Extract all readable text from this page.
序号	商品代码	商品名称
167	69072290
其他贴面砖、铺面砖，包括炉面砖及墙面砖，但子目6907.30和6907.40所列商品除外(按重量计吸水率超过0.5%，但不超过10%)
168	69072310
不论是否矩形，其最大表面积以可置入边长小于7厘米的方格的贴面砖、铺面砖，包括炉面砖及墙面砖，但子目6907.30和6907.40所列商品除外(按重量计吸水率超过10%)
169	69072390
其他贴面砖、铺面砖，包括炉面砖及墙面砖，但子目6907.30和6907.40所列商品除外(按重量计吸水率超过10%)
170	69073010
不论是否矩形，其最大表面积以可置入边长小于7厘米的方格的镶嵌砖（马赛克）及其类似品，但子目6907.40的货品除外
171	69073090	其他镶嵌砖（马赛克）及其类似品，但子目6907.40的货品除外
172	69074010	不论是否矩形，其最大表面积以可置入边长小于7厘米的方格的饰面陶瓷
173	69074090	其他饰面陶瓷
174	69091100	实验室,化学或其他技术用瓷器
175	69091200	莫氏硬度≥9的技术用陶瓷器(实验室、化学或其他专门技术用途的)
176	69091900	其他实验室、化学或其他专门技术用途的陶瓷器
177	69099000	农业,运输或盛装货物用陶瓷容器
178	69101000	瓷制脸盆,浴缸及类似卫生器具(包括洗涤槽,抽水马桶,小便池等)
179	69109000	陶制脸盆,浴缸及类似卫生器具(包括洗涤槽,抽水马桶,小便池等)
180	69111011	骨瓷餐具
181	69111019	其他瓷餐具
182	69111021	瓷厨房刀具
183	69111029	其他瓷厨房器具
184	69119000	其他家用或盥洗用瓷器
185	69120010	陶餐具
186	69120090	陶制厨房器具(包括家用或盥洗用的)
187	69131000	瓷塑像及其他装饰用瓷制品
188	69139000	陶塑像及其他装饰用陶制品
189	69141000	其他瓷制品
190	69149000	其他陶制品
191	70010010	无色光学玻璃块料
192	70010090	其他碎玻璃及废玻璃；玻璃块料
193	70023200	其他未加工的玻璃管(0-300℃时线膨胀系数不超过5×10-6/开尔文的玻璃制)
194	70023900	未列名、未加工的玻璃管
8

--

■ **What the task requires**: From the material above, gather all lines that include the string "及其类似品" and copy them.

■ **Task answer**:
不论是否矩形，其最大表面积以可置入边长小于7厘米的方格的镶嵌砖（马赛克）及其类似品，但子目6907.40的货品除外
171	69073090	其他镶嵌砖（马赛克）及其类似品，但子目6907.40的货品除外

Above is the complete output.